— START OF Data —
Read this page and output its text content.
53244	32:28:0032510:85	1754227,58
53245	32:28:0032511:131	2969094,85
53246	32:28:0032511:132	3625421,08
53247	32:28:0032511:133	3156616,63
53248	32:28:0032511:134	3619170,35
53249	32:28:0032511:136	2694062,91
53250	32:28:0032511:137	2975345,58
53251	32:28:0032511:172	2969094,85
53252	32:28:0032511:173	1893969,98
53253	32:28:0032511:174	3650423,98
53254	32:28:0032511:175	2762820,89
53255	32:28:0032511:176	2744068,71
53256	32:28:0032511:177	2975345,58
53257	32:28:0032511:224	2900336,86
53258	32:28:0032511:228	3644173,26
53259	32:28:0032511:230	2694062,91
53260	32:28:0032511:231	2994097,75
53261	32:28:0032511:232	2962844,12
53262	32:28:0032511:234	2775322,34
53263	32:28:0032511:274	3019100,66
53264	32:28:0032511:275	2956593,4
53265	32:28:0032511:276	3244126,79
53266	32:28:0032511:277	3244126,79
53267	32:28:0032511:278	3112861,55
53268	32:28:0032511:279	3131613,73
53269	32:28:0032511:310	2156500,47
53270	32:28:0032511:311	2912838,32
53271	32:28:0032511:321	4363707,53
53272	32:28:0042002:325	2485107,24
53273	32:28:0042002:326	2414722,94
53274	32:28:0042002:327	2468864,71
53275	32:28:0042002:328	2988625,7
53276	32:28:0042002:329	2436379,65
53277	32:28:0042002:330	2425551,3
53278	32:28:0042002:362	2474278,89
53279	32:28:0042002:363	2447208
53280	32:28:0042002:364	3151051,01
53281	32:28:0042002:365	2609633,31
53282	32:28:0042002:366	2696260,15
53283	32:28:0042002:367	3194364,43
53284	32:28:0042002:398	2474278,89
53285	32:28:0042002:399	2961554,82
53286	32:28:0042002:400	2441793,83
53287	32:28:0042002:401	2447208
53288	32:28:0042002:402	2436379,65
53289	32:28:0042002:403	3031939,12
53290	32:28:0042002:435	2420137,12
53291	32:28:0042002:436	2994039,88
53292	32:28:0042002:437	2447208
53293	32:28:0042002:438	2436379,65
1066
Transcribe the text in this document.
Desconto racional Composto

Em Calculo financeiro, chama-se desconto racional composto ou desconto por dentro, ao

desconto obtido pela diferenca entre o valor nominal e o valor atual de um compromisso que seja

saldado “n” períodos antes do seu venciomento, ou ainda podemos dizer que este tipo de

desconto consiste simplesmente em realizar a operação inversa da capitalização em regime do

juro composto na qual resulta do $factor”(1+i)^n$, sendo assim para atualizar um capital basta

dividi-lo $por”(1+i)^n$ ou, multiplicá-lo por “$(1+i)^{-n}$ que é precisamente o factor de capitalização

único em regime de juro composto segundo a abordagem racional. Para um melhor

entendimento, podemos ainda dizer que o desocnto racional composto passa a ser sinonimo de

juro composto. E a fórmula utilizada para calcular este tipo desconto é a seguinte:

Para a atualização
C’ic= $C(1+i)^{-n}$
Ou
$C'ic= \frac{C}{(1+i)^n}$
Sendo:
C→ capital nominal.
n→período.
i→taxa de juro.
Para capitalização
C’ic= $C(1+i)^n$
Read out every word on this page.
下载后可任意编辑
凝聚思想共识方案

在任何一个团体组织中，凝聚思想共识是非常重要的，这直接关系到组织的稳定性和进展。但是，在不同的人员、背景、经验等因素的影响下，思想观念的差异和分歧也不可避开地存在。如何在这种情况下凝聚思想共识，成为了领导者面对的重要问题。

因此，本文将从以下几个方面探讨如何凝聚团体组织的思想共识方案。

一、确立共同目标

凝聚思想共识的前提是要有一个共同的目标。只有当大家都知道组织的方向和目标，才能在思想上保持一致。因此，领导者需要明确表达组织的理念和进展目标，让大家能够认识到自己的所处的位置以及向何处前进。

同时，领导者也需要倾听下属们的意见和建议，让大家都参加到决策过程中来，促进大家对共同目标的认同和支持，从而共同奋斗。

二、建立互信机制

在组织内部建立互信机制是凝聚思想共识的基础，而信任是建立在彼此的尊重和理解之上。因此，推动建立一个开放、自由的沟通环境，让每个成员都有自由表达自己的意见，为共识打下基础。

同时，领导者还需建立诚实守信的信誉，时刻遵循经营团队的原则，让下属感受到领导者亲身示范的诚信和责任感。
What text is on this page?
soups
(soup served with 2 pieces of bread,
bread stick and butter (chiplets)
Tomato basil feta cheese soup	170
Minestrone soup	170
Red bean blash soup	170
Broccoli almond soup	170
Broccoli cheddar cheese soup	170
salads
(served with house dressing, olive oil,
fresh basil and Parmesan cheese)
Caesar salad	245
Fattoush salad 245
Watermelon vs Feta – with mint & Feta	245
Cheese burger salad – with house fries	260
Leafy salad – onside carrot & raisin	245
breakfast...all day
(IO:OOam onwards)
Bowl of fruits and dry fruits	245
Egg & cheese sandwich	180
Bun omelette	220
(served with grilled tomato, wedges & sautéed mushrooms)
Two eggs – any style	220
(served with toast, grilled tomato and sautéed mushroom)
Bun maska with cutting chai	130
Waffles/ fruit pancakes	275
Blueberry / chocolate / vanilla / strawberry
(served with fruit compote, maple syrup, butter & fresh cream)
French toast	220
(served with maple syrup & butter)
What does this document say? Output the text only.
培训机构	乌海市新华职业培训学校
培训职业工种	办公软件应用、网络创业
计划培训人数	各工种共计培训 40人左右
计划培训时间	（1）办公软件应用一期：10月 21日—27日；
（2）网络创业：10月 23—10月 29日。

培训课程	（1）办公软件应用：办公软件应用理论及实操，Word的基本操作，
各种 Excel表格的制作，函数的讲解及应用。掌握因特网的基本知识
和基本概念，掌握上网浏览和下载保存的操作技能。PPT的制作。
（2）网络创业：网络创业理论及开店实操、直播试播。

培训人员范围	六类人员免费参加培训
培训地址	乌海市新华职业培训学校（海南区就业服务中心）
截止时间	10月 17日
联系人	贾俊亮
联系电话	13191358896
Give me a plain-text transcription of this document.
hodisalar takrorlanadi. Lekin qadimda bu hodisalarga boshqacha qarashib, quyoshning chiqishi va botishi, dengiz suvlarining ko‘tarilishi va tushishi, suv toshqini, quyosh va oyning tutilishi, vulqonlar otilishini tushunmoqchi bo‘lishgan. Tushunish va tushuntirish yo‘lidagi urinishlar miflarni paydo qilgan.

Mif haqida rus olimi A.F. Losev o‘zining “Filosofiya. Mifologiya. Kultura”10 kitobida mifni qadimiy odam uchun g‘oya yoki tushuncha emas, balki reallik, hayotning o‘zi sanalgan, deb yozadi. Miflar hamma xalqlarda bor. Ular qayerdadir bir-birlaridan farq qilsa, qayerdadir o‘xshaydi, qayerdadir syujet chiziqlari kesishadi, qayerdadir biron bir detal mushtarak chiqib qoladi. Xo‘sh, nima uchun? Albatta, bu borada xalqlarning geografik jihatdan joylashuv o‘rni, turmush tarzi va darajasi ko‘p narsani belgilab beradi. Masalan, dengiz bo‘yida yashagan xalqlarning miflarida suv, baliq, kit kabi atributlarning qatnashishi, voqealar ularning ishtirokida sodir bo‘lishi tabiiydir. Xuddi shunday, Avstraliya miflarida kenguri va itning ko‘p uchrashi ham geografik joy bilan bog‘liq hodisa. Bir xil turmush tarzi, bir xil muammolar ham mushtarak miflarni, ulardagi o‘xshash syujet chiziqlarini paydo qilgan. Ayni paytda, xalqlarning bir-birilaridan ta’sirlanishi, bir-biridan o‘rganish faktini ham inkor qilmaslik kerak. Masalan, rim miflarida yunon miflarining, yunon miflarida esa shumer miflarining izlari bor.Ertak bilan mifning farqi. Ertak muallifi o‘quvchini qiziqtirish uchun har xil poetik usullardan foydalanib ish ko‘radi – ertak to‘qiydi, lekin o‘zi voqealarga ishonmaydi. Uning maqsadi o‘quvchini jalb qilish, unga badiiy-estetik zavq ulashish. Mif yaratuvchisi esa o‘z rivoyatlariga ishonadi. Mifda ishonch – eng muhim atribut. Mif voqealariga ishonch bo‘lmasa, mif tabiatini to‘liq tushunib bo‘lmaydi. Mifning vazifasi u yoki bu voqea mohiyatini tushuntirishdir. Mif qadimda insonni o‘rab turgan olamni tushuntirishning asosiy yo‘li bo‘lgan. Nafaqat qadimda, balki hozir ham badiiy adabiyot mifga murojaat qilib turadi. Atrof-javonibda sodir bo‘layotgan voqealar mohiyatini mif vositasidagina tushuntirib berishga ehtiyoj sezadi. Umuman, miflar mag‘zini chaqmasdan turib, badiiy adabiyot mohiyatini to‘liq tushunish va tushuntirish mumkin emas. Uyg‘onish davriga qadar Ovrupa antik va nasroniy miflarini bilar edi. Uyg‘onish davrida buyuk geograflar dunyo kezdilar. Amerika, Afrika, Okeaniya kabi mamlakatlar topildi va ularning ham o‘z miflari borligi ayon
— END OF Data —
• _Task details_:
Locate all lines in the listing above with the word "dizer" and copy them.

• _Exercise solution_:
saldado “n” períodos antes do seu venciomento, ou ainda podemos dizer que este tipo de
entendimento, podemos ainda dizer que o desocnto racional composto passa a ser sinonimo de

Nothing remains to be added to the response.